Check every line below for the word "Flow" and copy the ones that have it.

# # # # # # #

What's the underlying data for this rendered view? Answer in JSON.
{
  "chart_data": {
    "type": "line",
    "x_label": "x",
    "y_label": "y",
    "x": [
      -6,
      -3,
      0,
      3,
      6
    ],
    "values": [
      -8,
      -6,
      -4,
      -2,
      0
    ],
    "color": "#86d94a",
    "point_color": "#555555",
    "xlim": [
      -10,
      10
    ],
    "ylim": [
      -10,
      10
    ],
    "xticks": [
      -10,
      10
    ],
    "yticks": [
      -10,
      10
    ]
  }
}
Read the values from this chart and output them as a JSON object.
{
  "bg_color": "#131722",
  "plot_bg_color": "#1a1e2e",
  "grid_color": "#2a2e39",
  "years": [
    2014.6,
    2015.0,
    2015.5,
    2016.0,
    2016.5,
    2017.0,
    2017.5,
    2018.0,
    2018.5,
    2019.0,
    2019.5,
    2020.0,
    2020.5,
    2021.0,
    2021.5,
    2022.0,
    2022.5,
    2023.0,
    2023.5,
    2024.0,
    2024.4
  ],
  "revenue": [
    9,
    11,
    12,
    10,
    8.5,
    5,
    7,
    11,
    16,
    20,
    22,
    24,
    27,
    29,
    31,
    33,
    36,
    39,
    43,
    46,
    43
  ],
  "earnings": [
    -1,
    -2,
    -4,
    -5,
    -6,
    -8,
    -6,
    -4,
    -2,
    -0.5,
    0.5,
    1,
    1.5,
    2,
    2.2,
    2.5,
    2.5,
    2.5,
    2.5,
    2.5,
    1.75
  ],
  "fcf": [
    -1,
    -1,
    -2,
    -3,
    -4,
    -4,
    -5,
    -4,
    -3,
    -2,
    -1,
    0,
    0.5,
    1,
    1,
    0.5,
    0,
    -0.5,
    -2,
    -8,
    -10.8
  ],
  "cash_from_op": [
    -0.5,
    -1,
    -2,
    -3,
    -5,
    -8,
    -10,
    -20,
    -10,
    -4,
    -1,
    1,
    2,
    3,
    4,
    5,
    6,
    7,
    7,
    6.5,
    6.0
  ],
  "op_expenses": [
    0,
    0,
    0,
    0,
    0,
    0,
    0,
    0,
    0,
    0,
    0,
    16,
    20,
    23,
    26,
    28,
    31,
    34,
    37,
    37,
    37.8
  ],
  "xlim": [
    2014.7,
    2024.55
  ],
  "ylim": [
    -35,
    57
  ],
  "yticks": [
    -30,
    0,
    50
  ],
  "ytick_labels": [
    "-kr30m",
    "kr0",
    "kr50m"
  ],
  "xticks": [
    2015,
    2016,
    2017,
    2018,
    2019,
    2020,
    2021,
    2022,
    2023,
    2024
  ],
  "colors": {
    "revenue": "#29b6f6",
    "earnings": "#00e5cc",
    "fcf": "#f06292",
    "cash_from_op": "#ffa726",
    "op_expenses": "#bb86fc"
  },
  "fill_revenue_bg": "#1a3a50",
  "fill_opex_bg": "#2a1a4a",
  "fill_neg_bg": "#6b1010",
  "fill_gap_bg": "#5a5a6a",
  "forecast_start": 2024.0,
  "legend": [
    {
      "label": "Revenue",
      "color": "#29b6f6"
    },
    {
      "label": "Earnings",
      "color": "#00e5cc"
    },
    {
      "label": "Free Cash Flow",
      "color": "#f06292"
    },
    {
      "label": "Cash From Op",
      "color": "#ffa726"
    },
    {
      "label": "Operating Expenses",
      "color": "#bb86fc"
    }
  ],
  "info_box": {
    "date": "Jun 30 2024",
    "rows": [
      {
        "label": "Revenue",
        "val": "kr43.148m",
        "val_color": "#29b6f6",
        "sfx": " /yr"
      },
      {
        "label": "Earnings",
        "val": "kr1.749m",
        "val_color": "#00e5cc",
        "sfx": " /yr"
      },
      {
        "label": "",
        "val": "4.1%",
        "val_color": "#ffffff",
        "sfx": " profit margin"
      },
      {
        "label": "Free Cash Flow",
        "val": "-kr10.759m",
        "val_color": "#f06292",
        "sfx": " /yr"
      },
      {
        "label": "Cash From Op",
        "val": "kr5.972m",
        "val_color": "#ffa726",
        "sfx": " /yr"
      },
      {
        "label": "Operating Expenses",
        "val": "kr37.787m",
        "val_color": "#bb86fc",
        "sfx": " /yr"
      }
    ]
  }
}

# # # # # # #

**PROBLEM SOLUTION**
      "label": "Free Cash Flow",
        "label": "Free Cash Flow",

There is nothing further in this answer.